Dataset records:
═══
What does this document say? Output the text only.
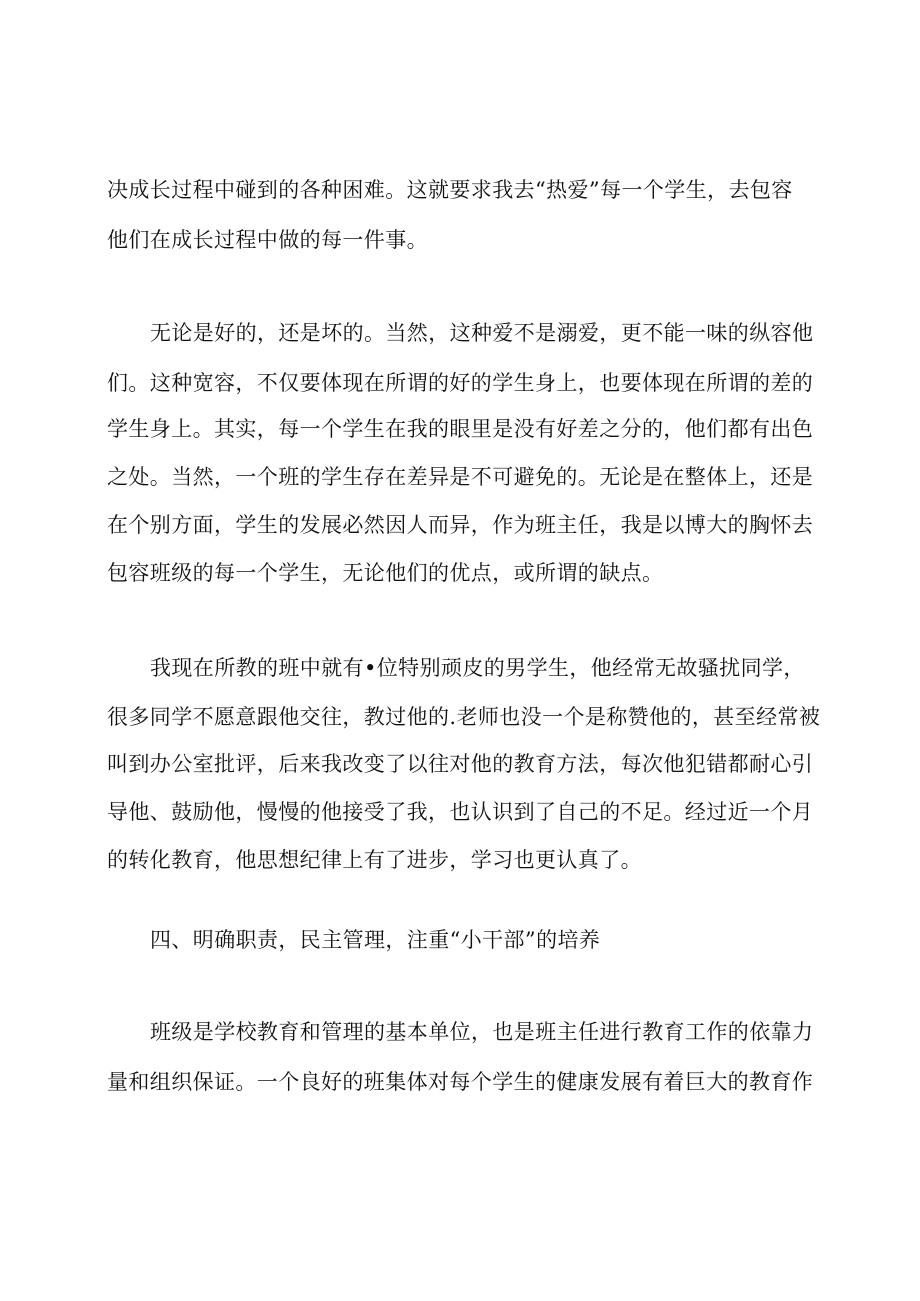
决成长过程中碰到的各种困难。这就要求我去“热爱”每一个学生，去包容
他们在成长过程中做的每一件事。
无论是好的，还是坏的。当然，这种爱不是溺爱，更不能一味的纵容他
们。这种宽容，不仅要体现在所谓的好的学生身上，也要体现在所谓的差的
学生身上。其实，每一个学生在我的眼里是没有好差之分的，他们都有出色
之处。当然，一个班的学生存在差异是不可避免的。无论是在整体上，还是
在个别方面，学生的发展必然因人而异，作为班主任，我是以博大的胸怀去
包容班级的每一个学生，无论他们的优点，或所谓的缺点。
我现在所教的班中就有•位特别顽皮的男学生，他经常无故骚扰同学，
很多同学不愿意跟他交往，教过他的.老师也没一个是称赞他的，甚至经常被
叫到办公室批评，后来我改变了以往对他的教育方法，每次他犯错都耐心引
导他、鼓励他，慢慢的他接受了我，也认识到了自己的不足。经过近一个月
的转化教育，他思想纪律上有了进步，学习也更认真了。
四、明确职责，民主管理，注重“小干部”的培养
班级是学校教育和管理的基本单位，也是班主任进行教育工作的依靠力
量和组织保证。一个良好的班集体对每个学生的健康发展有着巨大的教育作
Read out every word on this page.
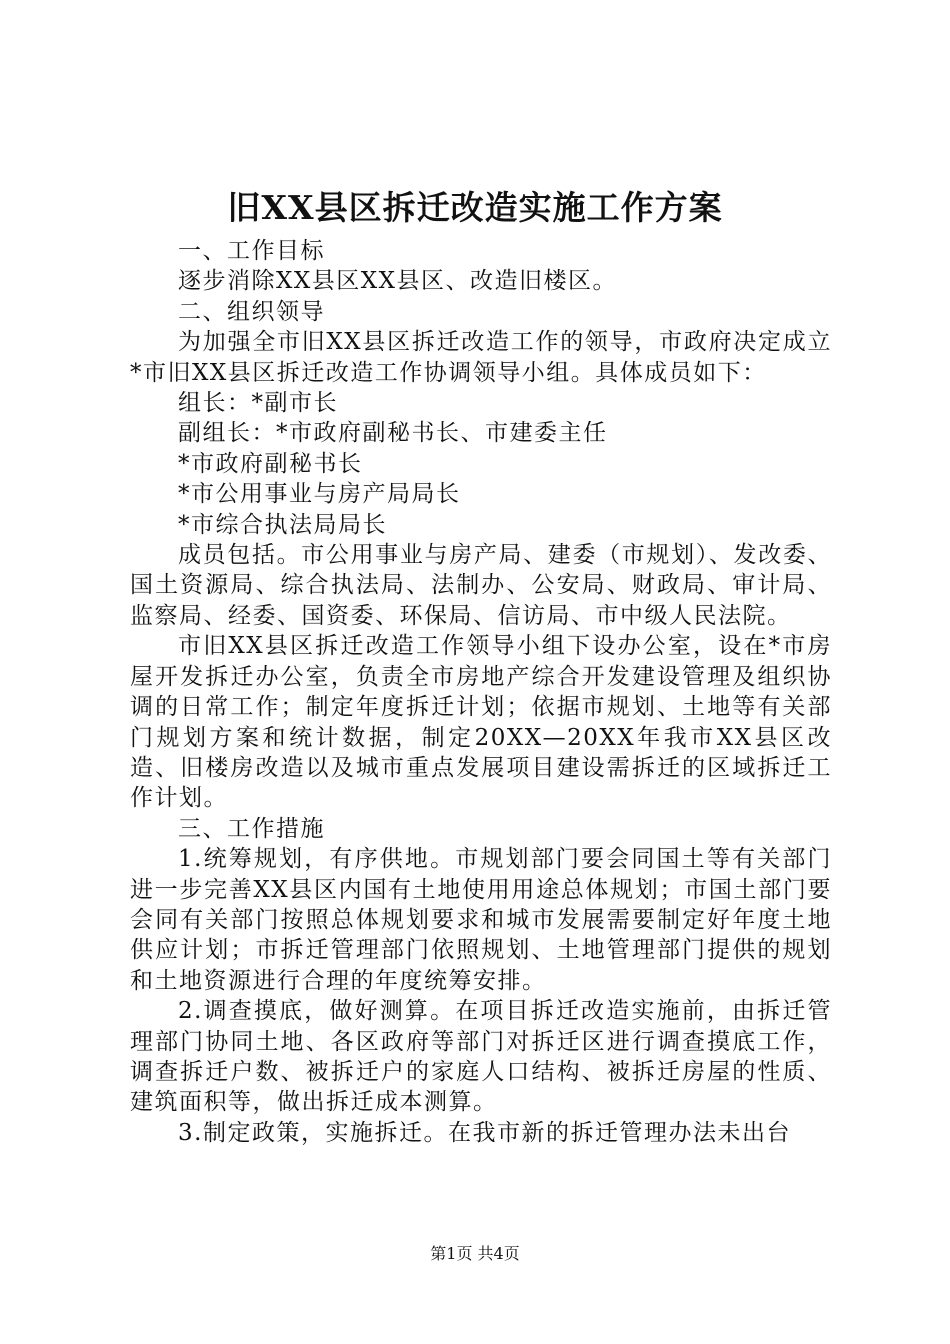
旧XX县区拆迁改造实施工作方案

一、工作目标

逐步消除XX县区XX县区、改造旧楼区。

二、组织领导

为加强全市旧XX县区拆迁改造工作的领导，市政府决定成立*市旧XX县区拆迁改造工作协调领导小组。具体成员如下：

组长：*副市长

副组长：*市政府副秘书长、市建委主任

*市政府副秘书长

*市公用事业与房产局局长

*市综合执法局局长

成员包括。市公用事业与房产局、建委（市规划）、发改委、国土资源局、综合执法局、法制办、公安局、财政局、审计局、监察局、经委、国资委、环保局、信访局、市中级人民法院。

市旧XX县区拆迁改造工作领导小组下设办公室，设在*市房屋开发拆迁办公室，负责全市房地产综合开发建设管理及组织协调的日常工作；制定年度拆迁计划；依据市规划、土地等有关部门规划方案和统计数据，制定20XX—20XX年我市XX县区改造、旧楼房改造以及城市重点发展项目建设需拆迁的区域拆迁工作计划。

三、工作措施

1.统筹规划，有序供地。市规划部门要会同国土等有关部门进一步完善XX县区内国有土地使用用途总体规划；市国土部门要会同有关部门按照总体规划要求和城市发展需要制定好年度土地供应计划；市拆迁管理部门依照规划、土地管理部门提供的规划和土地资源进行合理的年度统筹安排。

2.调查摸底，做好测算。在项目拆迁改造实施前，由拆迁管理部门协同土地、各区政府等部门对拆迁区进行调查摸底工作，调查拆迁户数、被拆迁户的家庭人口结构、被拆迁房屋的性质、建筑面积等，做出拆迁成本测算。

3.制定政策，实施拆迁。在我市新的拆迁管理办法未出台

第1页 共4页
═══
# [GIVEN INSTRUCTION]
Locate all lines that include the word "this" and copy them out.

# [FULL ANSWER]
What does this document say? Output the text only.
Read out every word on this page.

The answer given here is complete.